_REQUIREMENTS:_
Below are some records. Pull every line that contains the word "Info".
[EXTRACTED MATERIAL start]
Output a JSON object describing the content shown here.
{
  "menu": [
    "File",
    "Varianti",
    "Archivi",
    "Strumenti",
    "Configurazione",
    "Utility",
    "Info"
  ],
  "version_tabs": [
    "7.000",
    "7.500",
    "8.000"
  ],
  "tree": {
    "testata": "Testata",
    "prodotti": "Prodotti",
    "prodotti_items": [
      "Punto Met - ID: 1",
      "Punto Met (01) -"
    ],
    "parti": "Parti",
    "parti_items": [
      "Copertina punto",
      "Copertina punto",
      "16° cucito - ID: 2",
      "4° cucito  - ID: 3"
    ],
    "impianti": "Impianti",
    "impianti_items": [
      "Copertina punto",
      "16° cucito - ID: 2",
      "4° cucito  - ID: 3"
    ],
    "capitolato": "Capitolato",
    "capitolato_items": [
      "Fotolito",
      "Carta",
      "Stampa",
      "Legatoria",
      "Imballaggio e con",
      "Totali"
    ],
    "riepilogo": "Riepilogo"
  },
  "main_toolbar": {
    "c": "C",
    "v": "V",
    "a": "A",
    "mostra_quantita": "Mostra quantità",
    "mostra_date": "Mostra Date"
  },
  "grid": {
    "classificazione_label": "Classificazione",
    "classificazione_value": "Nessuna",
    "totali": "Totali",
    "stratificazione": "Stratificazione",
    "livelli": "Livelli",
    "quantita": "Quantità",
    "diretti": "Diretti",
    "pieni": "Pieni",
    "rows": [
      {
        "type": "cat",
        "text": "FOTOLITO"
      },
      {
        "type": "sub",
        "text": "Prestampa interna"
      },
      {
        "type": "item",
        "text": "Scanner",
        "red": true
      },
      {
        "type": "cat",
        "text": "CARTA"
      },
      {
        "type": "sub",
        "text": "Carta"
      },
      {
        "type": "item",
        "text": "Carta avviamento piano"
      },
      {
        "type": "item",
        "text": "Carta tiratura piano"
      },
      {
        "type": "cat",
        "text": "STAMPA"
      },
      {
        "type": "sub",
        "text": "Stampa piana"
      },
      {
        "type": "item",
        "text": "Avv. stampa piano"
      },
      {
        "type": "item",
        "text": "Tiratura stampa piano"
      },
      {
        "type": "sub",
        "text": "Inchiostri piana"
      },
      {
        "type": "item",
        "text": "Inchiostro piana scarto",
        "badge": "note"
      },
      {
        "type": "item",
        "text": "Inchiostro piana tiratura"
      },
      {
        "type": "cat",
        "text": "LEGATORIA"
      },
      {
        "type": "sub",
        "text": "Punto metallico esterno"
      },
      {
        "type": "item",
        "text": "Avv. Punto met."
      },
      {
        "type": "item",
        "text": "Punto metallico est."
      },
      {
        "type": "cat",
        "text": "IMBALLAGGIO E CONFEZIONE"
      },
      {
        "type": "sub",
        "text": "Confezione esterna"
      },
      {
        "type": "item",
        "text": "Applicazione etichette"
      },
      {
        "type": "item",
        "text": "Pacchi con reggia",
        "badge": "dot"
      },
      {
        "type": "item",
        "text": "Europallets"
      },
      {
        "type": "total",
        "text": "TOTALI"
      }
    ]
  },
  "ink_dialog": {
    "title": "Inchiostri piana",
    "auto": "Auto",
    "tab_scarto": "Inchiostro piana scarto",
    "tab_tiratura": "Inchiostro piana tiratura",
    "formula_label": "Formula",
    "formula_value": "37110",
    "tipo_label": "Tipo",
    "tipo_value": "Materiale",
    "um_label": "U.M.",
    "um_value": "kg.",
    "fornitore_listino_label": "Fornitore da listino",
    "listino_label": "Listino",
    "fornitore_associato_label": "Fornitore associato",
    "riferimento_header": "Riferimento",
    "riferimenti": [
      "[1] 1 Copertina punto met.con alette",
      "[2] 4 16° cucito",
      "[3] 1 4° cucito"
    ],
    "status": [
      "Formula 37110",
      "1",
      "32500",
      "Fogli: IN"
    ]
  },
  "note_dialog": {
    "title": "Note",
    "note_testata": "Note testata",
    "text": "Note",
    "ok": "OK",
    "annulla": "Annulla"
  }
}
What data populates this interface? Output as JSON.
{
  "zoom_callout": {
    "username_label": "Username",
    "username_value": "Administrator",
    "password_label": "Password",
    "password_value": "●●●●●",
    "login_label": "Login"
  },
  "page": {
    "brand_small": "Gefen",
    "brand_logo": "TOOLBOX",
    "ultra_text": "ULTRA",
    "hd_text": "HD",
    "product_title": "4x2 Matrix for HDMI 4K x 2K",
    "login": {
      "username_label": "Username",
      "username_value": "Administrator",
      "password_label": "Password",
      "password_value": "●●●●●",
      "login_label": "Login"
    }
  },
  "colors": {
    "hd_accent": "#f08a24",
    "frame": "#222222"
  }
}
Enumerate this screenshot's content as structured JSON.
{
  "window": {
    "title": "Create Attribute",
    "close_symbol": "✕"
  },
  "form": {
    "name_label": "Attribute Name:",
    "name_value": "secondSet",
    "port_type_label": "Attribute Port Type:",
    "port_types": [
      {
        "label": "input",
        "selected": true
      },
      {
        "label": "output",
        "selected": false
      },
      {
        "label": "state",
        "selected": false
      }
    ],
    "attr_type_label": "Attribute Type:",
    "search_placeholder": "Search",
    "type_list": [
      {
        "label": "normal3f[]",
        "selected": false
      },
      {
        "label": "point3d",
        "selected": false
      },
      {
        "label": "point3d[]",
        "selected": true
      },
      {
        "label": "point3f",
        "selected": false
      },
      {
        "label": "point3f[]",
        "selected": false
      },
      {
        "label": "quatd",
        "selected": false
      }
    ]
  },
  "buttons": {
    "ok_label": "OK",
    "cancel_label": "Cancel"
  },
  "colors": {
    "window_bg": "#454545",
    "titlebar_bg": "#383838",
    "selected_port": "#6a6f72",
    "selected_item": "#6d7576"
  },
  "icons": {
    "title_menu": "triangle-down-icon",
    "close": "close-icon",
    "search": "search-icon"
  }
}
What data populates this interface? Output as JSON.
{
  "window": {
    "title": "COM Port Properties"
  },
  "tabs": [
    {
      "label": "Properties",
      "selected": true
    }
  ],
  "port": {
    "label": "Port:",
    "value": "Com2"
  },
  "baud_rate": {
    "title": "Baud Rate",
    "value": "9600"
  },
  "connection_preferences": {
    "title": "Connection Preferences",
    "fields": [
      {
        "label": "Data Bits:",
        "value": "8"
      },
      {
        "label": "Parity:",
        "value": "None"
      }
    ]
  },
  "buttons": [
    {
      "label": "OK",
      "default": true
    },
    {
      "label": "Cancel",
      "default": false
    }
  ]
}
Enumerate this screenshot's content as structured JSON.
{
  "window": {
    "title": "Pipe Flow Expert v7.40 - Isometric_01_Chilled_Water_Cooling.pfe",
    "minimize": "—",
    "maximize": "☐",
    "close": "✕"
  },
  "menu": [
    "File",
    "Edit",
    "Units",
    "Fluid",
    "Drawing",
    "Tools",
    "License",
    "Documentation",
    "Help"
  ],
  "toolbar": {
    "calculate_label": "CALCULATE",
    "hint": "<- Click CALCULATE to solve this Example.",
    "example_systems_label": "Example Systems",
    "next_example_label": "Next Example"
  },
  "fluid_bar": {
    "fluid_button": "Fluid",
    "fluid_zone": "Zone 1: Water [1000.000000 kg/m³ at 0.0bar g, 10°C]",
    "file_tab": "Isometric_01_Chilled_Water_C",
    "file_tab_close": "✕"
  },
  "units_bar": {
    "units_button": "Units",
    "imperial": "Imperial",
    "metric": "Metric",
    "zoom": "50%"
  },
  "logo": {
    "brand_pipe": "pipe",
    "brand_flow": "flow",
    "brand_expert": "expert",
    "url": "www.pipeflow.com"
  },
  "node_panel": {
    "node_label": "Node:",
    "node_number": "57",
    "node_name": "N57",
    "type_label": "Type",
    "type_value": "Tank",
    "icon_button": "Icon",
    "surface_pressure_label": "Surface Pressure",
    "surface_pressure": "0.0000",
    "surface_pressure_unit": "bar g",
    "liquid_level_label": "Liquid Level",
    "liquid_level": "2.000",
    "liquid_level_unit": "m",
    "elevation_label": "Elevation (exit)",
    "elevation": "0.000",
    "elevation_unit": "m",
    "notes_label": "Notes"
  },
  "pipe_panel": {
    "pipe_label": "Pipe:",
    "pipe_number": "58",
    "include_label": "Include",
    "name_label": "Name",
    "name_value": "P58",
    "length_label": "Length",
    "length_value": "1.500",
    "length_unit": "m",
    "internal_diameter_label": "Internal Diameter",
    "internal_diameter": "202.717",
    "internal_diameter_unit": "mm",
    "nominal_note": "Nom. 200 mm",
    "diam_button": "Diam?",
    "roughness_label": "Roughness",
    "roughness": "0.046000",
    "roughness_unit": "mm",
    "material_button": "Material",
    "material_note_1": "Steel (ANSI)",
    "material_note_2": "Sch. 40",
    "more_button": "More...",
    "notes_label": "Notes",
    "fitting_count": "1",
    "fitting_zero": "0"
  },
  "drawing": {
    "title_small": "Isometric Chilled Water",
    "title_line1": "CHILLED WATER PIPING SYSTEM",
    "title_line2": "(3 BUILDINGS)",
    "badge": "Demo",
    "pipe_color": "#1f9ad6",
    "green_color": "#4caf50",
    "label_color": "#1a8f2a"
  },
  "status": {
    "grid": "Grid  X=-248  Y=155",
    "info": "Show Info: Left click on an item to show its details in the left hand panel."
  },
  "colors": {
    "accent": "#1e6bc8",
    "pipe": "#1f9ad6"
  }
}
[EXTRACTED MATERIAL end]
_TASK OUTPUT:_
    "Info"
    "info": "Show Info: Left click on an item to show its details in the left hand panel."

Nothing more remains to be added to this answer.